What you will do
Output all the data exactly. Pictures do not belong in the copy.

Dataset excerpts

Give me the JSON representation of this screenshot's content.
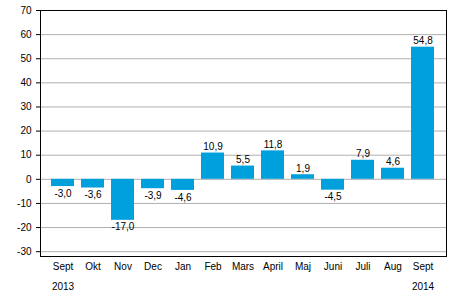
{
  "chart_data": {
    "type": "bar",
    "categories": [
      "Sept",
      "Okt",
      "Nov",
      "Dec",
      "Jan",
      "Feb",
      "Mars",
      "April",
      "Maj",
      "Juni",
      "Juli",
      "Aug",
      "Sept"
    ],
    "values": [
      -3.0,
      -3.6,
      -17.0,
      -3.9,
      -4.6,
      10.9,
      5.5,
      11.8,
      1.9,
      -4.5,
      7.9,
      4.6,
      54.8
    ],
    "value_labels": [
      "-3,0",
      "-3,6",
      "-17,0",
      "-3,9",
      "-4,6",
      "10,9",
      "5,5",
      "11,8",
      "1,9",
      "-4,5",
      "7,9",
      "4,6",
      "54,8"
    ],
    "data_labels": true,
    "color": "#00a0dc",
    "ylim": [
      -32,
      70
    ],
    "yticks": [
      -30,
      -20,
      -10,
      0,
      10,
      20,
      30,
      40,
      50,
      60,
      70
    ],
    "grid": true,
    "annotations": [
      {
        "text": "2013",
        "at": 0
      },
      {
        "text": "2014",
        "at": 12
      }
    ]
  }
}
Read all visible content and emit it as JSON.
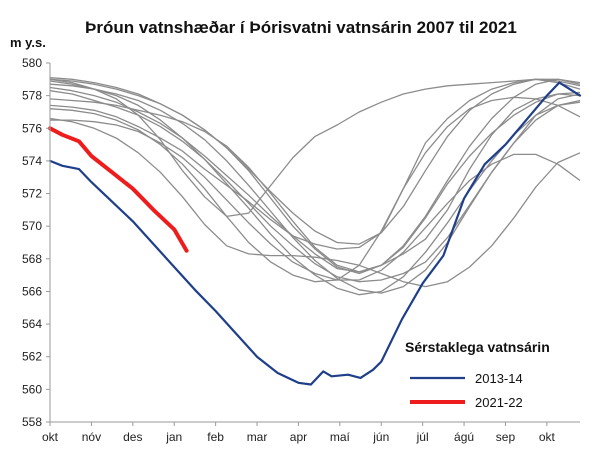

Task solution
Give me the JSON representation of this screenshot's content.
{
  "chart_data": {
    "type": "bar",
    "categories": [
      "Sept",
      "Okt",
      "Nov",
      "Dec",
      "Jan",
      "Feb",
      "Mars",
      "April",
      "Maj",
      "Juni",
      "Juli",
      "Aug",
      "Sept"
    ],
    "values": [
      -3.0,
      -3.6,
      -17.0,
      -3.9,
      -4.6,
      10.9,
      5.5,
      11.8,
      1.9,
      -4.5,
      7.9,
      4.6,
      54.8
    ],
    "value_labels": [
      "-3,0",
      "-3,6",
      "-17,0",
      "-3,9",
      "-4,6",
      "10,9",
      "5,5",
      "11,8",
      "1,9",
      "-4,5",
      "7,9",
      "4,6",
      "54,8"
    ],
    "data_labels": true,
    "color": "#00a0dc",
    "ylim": [
      -32,
      70
    ],
    "yticks": [
      -30,
      -20,
      -10,
      0,
      10,
      20,
      30,
      40,
      50,
      60,
      70
    ],
    "grid": true,
    "annotations": [
      {
        "text": "2013",
        "at": 0
      },
      {
        "text": "2014",
        "at": 12
      }
    ]
  }
}
Read all visible content and emit it as JSON.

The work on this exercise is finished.